__Work instructions__
Show all lines that include the string "Темрюкский"; copy each one.

__Exercise materials__
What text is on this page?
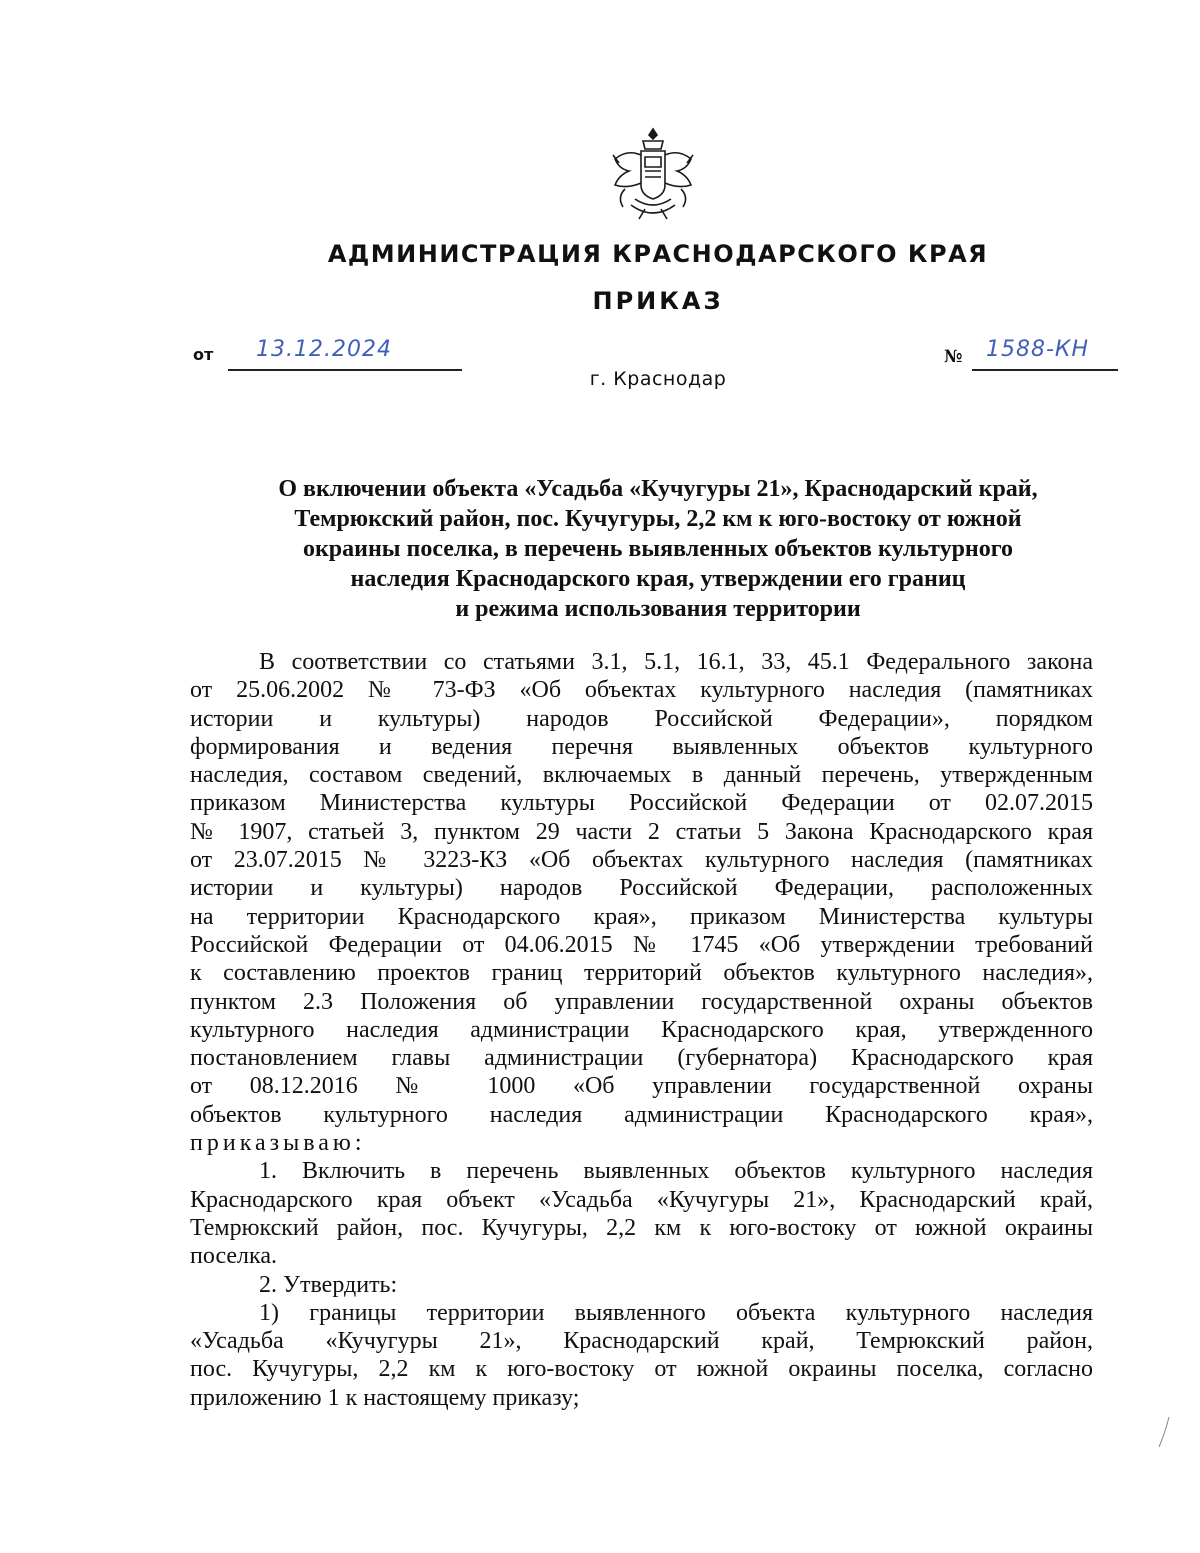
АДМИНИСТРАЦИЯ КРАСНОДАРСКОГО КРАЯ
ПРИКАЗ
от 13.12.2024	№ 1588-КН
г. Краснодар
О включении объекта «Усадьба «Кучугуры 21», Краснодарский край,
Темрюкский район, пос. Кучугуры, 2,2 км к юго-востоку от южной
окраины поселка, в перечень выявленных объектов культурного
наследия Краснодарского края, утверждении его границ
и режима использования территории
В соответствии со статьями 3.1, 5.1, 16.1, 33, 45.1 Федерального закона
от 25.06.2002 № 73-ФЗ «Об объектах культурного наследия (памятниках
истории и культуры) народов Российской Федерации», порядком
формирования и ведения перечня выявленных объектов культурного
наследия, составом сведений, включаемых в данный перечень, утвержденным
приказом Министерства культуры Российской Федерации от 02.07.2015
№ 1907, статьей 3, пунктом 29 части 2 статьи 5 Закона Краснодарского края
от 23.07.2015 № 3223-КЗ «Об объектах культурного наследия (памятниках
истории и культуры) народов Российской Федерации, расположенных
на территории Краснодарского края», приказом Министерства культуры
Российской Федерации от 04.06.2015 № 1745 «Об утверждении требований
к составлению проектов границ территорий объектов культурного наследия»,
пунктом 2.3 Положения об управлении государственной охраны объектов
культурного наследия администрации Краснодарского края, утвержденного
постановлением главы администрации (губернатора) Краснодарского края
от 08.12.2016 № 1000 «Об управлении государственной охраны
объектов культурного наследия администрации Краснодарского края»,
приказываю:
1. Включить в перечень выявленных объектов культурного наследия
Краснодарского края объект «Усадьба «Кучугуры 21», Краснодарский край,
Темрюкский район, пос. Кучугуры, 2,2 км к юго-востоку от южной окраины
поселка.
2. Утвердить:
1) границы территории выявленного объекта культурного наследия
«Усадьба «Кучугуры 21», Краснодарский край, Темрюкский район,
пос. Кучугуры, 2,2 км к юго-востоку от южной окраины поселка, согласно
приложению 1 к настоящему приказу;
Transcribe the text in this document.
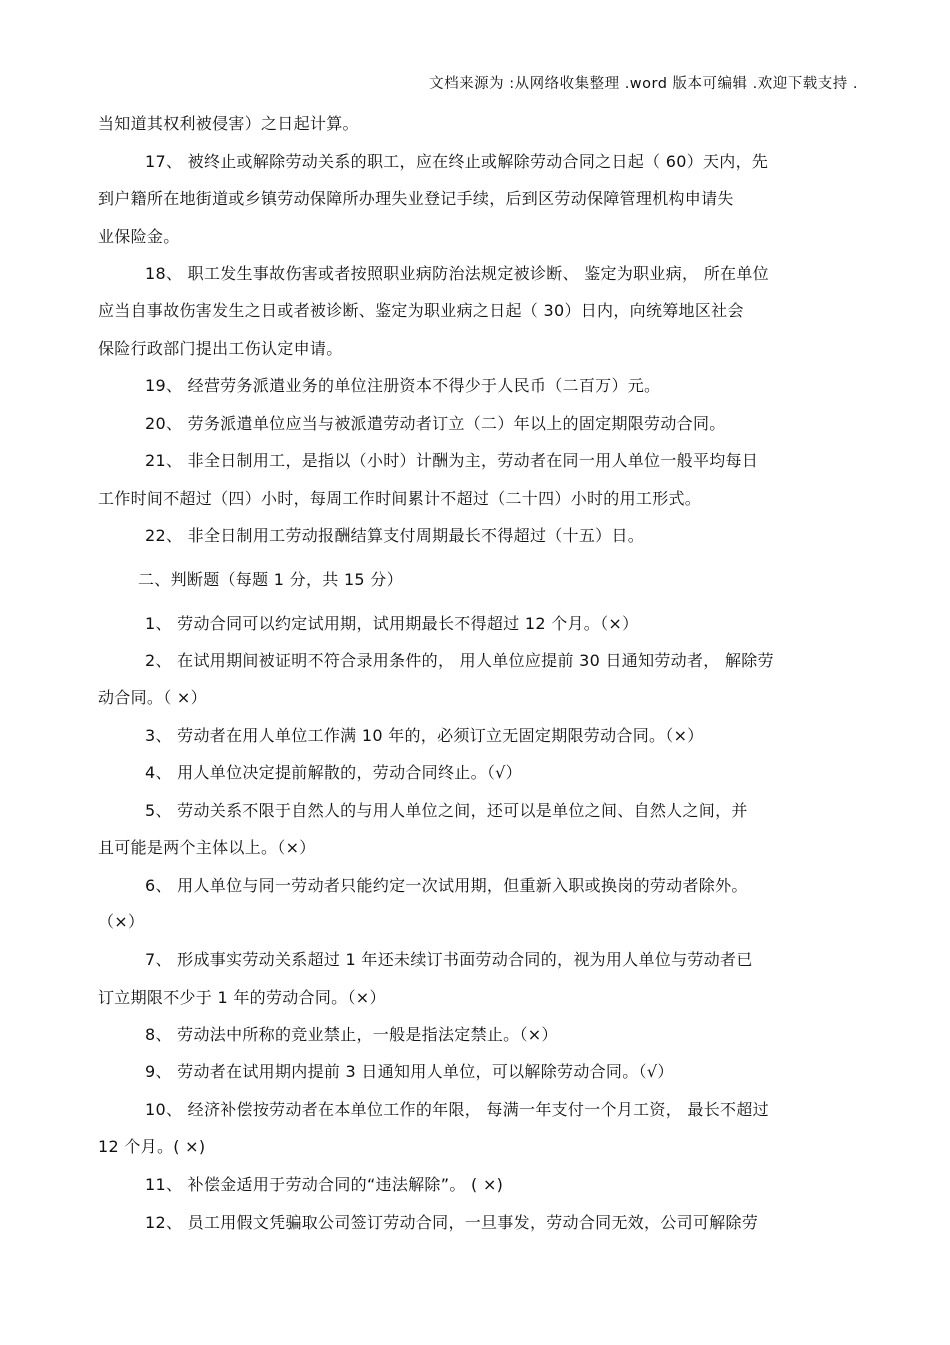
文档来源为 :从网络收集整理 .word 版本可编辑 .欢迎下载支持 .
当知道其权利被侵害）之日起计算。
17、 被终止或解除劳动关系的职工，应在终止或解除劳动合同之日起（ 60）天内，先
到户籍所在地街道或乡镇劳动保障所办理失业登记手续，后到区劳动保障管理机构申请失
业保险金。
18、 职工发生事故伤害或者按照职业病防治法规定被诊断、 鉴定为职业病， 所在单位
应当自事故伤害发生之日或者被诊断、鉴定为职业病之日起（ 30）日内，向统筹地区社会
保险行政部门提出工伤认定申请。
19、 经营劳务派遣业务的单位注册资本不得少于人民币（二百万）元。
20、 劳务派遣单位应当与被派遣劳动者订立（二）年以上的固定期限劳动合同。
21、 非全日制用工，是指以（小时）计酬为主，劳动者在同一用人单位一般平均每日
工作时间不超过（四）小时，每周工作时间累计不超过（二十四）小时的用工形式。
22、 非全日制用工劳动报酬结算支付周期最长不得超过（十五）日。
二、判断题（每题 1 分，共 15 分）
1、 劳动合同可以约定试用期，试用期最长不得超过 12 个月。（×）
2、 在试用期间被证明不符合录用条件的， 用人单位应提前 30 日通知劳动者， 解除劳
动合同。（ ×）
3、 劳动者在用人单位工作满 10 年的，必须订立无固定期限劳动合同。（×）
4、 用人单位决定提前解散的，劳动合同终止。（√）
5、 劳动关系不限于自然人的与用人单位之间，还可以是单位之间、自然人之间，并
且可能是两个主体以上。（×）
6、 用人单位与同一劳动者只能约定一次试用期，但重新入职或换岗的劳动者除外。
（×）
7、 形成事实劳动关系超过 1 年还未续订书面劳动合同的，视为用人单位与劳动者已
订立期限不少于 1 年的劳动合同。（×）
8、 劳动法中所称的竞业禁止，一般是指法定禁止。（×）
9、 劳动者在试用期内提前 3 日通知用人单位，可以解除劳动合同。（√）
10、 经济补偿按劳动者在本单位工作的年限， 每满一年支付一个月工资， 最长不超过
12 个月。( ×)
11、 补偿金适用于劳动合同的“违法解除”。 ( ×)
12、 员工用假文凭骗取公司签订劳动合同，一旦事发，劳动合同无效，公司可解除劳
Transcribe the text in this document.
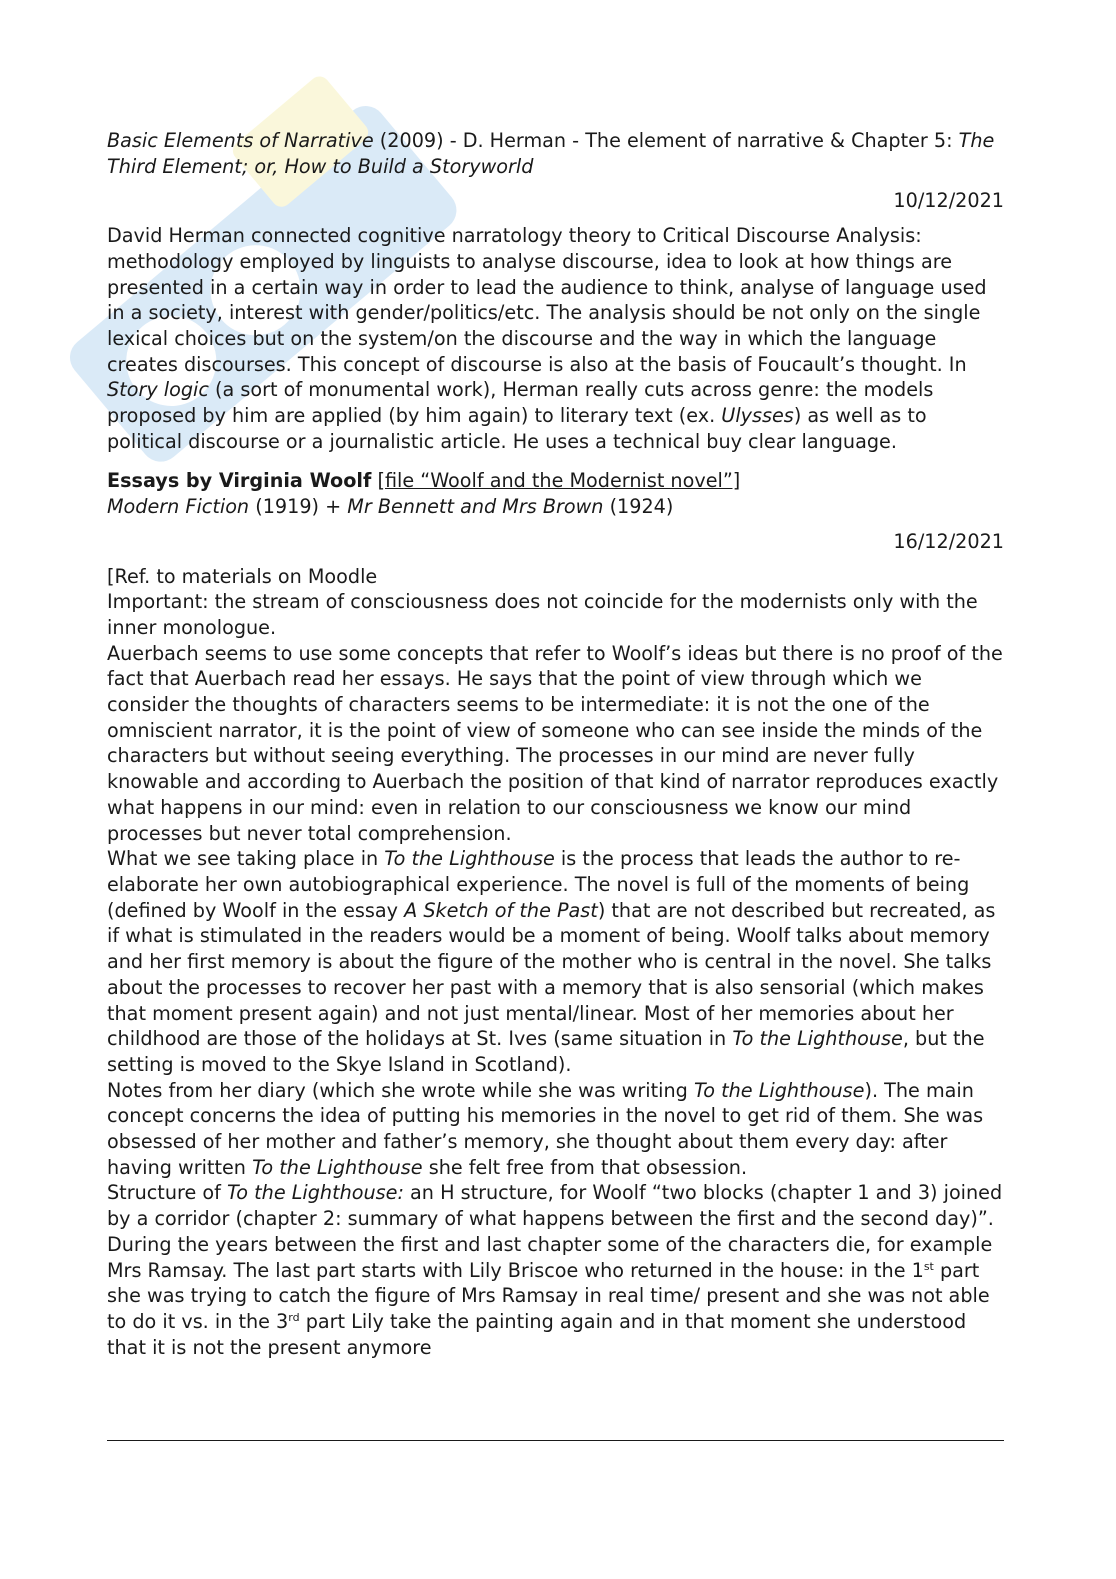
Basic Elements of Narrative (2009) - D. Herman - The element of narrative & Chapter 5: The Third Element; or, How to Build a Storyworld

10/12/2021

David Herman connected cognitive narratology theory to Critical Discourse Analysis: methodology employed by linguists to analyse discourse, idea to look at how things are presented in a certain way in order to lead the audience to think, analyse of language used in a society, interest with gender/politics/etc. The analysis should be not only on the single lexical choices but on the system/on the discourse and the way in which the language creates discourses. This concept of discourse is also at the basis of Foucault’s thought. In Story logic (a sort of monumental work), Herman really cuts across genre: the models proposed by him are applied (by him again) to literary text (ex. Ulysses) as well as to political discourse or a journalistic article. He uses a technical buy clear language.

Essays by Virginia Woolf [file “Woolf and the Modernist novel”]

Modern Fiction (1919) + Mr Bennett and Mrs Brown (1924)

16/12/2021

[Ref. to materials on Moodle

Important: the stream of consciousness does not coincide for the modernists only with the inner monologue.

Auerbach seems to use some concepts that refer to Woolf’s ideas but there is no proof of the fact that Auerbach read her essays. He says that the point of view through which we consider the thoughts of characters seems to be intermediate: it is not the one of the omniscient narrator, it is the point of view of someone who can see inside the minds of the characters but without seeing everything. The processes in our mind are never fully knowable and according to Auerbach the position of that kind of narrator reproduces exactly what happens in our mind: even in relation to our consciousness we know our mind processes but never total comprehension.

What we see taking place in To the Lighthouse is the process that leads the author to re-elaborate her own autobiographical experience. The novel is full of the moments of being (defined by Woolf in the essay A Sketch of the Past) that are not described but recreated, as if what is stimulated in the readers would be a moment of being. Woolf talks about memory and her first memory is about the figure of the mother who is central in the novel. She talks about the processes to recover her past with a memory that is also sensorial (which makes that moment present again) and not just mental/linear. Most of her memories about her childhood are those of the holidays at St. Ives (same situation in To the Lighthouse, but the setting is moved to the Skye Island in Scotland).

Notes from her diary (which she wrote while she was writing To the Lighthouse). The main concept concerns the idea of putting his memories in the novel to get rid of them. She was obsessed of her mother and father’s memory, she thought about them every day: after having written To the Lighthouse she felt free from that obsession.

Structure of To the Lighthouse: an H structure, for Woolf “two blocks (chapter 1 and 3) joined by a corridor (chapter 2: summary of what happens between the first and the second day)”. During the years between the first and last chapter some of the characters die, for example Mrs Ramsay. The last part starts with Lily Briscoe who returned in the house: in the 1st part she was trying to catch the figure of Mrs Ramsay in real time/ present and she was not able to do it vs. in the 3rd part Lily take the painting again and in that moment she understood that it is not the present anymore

__Response for this exercise__
Темрюкский район, пос. Кучугуры, 2,2 км к юго-востоку от южной
Темрюкский район, пос. Кучугуры, 2,2 км к юго-востоку от южной окраины
«Усадьба «Кучугуры 21», Краснодарский край, Темрюкский район,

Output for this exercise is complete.